Exercise directions:
Search the records for the word "values" and report each line that has it.

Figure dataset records
↓↓↓

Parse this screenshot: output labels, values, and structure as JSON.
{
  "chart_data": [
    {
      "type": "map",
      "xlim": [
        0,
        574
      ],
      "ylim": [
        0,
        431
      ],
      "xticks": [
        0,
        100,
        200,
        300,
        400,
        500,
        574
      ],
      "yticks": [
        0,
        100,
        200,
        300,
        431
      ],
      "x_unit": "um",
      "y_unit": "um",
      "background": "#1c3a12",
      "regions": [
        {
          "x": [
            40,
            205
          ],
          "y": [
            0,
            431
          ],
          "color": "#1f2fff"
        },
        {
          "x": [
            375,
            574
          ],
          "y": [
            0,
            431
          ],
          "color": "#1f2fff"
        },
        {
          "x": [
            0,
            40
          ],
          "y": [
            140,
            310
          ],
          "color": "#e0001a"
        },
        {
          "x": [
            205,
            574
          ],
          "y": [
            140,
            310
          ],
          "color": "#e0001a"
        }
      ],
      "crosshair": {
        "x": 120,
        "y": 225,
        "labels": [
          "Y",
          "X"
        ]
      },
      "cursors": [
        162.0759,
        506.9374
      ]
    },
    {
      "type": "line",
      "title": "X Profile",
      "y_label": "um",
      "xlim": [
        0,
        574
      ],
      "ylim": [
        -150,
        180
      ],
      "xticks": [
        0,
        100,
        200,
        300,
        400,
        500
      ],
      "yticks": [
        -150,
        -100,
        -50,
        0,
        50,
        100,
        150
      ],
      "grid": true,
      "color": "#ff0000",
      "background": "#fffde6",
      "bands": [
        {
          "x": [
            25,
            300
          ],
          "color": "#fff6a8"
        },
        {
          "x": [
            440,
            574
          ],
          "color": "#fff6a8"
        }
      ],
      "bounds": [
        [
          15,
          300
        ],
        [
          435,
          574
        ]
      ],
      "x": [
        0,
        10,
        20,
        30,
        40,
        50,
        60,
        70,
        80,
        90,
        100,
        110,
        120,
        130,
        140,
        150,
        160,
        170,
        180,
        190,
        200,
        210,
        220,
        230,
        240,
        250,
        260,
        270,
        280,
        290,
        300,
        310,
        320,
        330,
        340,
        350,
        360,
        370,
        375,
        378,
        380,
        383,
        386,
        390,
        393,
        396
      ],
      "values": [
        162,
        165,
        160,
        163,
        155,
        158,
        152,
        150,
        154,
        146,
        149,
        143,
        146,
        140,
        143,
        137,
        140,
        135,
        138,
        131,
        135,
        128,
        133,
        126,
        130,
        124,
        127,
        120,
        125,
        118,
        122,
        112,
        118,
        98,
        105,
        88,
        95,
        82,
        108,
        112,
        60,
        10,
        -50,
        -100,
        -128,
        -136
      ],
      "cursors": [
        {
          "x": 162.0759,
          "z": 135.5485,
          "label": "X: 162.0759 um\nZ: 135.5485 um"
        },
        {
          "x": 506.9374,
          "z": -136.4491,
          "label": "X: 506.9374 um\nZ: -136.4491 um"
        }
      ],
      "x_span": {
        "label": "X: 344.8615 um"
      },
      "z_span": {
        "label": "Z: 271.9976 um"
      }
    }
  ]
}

↑↑↑

Solution to the exercise:
Parse this screenshot: output labels, values, and structure as JSON.
      "values": [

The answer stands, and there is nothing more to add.